▶ Stated exercise
Leave out every picture, then transcribe the rest of the listing exactly.

▶ Provided records
────────────────────────────────────────

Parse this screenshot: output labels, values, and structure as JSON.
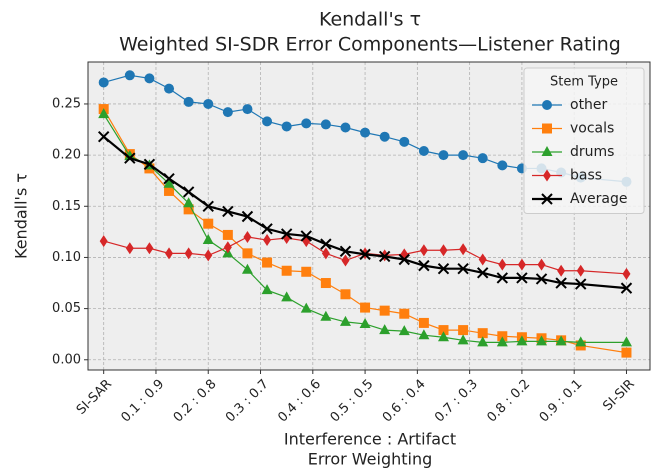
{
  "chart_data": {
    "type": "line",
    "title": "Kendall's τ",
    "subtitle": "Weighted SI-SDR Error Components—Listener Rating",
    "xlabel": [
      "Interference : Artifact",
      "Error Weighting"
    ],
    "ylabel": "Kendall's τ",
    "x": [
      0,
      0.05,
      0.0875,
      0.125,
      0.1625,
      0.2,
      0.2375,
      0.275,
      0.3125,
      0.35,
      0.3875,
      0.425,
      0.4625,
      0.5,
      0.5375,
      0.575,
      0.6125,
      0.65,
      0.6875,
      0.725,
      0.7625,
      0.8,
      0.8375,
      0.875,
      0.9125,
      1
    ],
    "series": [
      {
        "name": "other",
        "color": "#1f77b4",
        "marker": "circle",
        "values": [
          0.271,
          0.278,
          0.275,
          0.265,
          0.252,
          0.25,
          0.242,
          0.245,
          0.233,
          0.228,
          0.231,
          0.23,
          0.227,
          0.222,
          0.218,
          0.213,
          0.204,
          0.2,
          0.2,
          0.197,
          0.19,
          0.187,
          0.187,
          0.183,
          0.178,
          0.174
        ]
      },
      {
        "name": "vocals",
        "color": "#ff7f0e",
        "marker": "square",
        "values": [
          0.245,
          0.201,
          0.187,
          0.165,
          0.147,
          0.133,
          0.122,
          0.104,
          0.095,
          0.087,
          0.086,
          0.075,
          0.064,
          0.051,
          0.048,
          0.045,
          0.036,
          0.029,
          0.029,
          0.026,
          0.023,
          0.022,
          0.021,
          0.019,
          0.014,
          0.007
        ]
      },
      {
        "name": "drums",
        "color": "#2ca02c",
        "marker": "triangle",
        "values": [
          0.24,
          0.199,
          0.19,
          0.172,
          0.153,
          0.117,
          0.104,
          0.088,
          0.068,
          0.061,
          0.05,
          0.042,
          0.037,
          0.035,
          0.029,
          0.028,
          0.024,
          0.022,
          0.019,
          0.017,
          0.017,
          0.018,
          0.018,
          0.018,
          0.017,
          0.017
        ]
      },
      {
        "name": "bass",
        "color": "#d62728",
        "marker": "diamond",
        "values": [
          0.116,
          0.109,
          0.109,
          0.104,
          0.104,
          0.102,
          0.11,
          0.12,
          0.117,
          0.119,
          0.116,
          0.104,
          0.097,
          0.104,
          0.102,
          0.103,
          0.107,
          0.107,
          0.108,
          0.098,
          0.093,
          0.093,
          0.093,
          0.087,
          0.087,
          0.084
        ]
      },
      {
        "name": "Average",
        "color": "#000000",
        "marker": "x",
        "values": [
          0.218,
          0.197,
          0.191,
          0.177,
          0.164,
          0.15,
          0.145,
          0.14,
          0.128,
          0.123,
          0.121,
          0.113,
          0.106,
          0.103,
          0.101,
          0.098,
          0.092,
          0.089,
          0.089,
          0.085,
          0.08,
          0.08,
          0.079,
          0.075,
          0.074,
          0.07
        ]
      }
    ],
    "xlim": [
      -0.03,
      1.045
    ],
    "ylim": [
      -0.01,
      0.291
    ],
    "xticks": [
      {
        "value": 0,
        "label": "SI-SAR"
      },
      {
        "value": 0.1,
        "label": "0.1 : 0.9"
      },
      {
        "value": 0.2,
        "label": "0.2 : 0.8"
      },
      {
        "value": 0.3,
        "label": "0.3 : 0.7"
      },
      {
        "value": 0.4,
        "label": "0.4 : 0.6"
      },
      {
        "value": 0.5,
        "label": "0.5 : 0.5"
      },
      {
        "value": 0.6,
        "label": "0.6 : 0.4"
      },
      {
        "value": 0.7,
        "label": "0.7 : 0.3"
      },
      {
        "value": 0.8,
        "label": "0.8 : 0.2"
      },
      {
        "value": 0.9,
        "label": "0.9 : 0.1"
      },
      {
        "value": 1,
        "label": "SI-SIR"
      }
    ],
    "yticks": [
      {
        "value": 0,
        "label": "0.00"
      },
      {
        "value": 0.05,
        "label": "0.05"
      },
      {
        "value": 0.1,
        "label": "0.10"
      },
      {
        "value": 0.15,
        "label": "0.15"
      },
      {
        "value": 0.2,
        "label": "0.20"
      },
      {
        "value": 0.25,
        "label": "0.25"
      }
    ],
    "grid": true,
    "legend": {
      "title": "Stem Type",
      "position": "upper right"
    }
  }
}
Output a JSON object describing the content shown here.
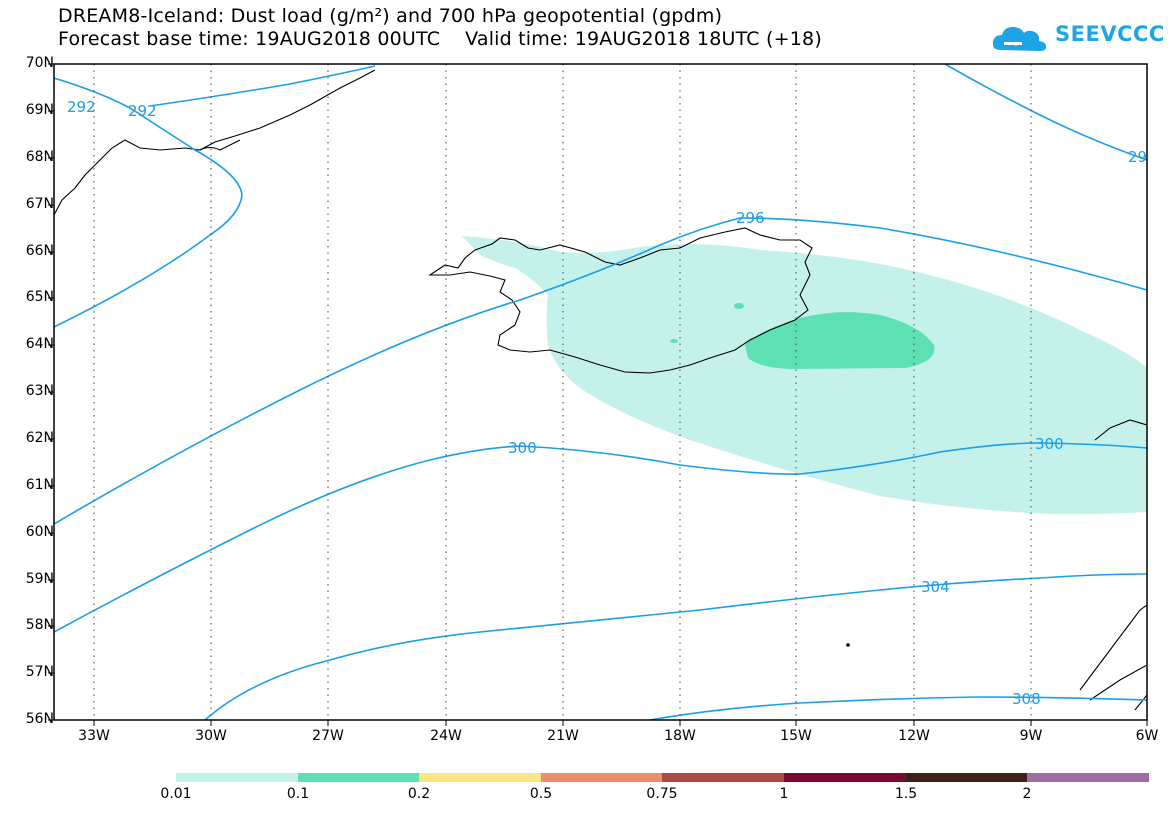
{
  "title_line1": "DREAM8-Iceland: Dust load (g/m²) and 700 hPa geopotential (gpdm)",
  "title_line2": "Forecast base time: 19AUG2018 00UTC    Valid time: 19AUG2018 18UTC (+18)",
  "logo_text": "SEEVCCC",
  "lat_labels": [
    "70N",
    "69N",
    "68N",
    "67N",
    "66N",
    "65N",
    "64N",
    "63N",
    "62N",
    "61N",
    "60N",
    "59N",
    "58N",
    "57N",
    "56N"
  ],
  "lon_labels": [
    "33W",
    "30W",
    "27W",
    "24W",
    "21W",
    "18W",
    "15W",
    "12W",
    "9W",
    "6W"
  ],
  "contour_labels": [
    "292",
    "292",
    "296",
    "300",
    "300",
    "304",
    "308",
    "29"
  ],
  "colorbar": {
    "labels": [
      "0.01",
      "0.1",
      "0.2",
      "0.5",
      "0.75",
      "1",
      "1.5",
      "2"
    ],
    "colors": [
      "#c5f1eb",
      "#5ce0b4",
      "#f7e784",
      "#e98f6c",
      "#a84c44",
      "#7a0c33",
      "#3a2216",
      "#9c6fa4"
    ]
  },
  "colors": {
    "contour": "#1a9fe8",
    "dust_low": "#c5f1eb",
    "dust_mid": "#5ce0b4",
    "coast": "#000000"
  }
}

────────────────────────────────────────

▶ Response to the task
Parse this screenshot: output labels, values, and structure as JSON.
{
  "chart_data": {
    "type": "line",
    "title": "Kendall's τ",
    "subtitle": "Weighted SI-SDR Error Components—Listener Rating",
    "xlabel": [
      "Interference : Artifact",
      "Error Weighting"
    ],
    "ylabel": "Kendall's τ",
    "x": [
      0,
      0.05,
      0.0875,
      0.125,
      0.1625,
      0.2,
      0.2375,
      0.275,
      0.3125,
      0.35,
      0.3875,
      0.425,
      0.4625,
      0.5,
      0.5375,
      0.575,
      0.6125,
      0.65,
      0.6875,
      0.725,
      0.7625,
      0.8,
      0.8375,
      0.875,
      0.9125,
      1
    ],
    "series": [
      {
        "name": "other",
        "color": "#1f77b4",
        "marker": "circle",
        "values": [
          0.271,
          0.278,
          0.275,
          0.265,
          0.252,
          0.25,
          0.242,
          0.245,
          0.233,
          0.228,
          0.231,
          0.23,
          0.227,
          0.222,
          0.218,
          0.213,
          0.204,
          0.2,
          0.2,
          0.197,
          0.19,
          0.187,
          0.187,
          0.183,
          0.178,
          0.174
        ]
      },
      {
        "name": "vocals",
        "color": "#ff7f0e",
        "marker": "square",
        "values": [
          0.245,
          0.201,
          0.187,
          0.165,
          0.147,
          0.133,
          0.122,
          0.104,
          0.095,
          0.087,
          0.086,
          0.075,
          0.064,
          0.051,
          0.048,
          0.045,
          0.036,
          0.029,
          0.029,
          0.026,
          0.023,
          0.022,
          0.021,
          0.019,
          0.014,
          0.007
        ]
      },
      {
        "name": "drums",
        "color": "#2ca02c",
        "marker": "triangle",
        "values": [
          0.24,
          0.199,
          0.19,
          0.172,
          0.153,
          0.117,
          0.104,
          0.088,
          0.068,
          0.061,
          0.05,
          0.042,
          0.037,
          0.035,
          0.029,
          0.028,
          0.024,
          0.022,
          0.019,
          0.017,
          0.017,
          0.018,
          0.018,
          0.018,
          0.017,
          0.017
        ]
      },
      {
        "name": "bass",
        "color": "#d62728",
        "marker": "diamond",
        "values": [
          0.116,
          0.109,
          0.109,
          0.104,
          0.104,
          0.102,
          0.11,
          0.12,
          0.117,
          0.119,
          0.116,
          0.104,
          0.097,
          0.104,
          0.102,
          0.103,
          0.107,
          0.107,
          0.108,
          0.098,
          0.093,
          0.093,
          0.093,
          0.087,
          0.087,
          0.084
        ]
      },
      {
        "name": "Average",
        "color": "#000000",
        "marker": "x",
        "values": [
          0.218,
          0.197,
          0.191,
          0.177,
          0.164,
          0.15,
          0.145,
          0.14,
          0.128,
          0.123,
          0.121,
          0.113,
          0.106,
          0.103,
          0.101,
          0.098,
          0.092,
          0.089,
          0.089,
          0.085,
          0.08,
          0.08,
          0.079,
          0.075,
          0.074,
          0.07
        ]
      }
    ],
    "xlim": [
      -0.03,
      1.045
    ],
    "ylim": [
      -0.01,
      0.291
    ],
    "xticks": [
      {
        "value": 0,
        "label": "SI-SAR"
      },
      {
        "value": 0.1,
        "label": "0.1 : 0.9"
      },
      {
        "value": 0.2,
        "label": "0.2 : 0.8"
      },
      {
        "value": 0.3,
        "label": "0.3 : 0.7"
      },
      {
        "value": 0.4,
        "label": "0.4 : 0.6"
      },
      {
        "value": 0.5,
        "label": "0.5 : 0.5"
      },
      {
        "value": 0.6,
        "label": "0.6 : 0.4"
      },
      {
        "value": 0.7,
        "label": "0.7 : 0.3"
      },
      {
        "value": 0.8,
        "label": "0.8 : 0.2"
      },
      {
        "value": 0.9,
        "label": "0.9 : 0.1"
      },
      {
        "value": 1,
        "label": "SI-SIR"
      }
    ],
    "yticks": [
      {
        "value": 0,
        "label": "0.00"
      },
      {
        "value": 0.05,
        "label": "0.05"
      },
      {
        "value": 0.1,
        "label": "0.10"
      },
      {
        "value": 0.15,
        "label": "0.15"
      },
      {
        "value": 0.2,
        "label": "0.20"
      },
      {
        "value": 0.25,
        "label": "0.25"
      }
    ],
    "grid": true,
    "legend": {
      "title": "Stem Type",
      "position": "upper right"
    }
  }
}
Output a JSON object describing the content shown here.
{
  "title_line1": "DREAM8-Iceland: Dust load (g/m²) and 700 hPa geopotential (gpdm)",
  "title_line2": "Forecast base time: 19AUG2018 00UTC    Valid time: 19AUG2018 18UTC (+18)",
  "logo_text": "SEEVCCC",
  "lat_labels": [
    "70N",
    "69N",
    "68N",
    "67N",
    "66N",
    "65N",
    "64N",
    "63N",
    "62N",
    "61N",
    "60N",
    "59N",
    "58N",
    "57N",
    "56N"
  ],
  "lon_labels": [
    "33W",
    "30W",
    "27W",
    "24W",
    "21W",
    "18W",
    "15W",
    "12W",
    "9W",
    "6W"
  ],
  "contour_labels": [
    "292",
    "292",
    "296",
    "300",
    "300",
    "304",
    "308",
    "29"
  ],
  "colorbar": {
    "labels": [
      "0.01",
      "0.1",
      "0.2",
      "0.5",
      "0.75",
      "1",
      "1.5",
      "2"
    ],
    "colors": [
      "#c5f1eb",
      "#5ce0b4",
      "#f7e784",
      "#e98f6c",
      "#a84c44",
      "#7a0c33",
      "#3a2216",
      "#9c6fa4"
    ]
  },
  "colors": {
    "contour": "#1a9fe8",
    "dust_low": "#c5f1eb",
    "dust_mid": "#5ce0b4",
    "coast": "#000000"
  }
}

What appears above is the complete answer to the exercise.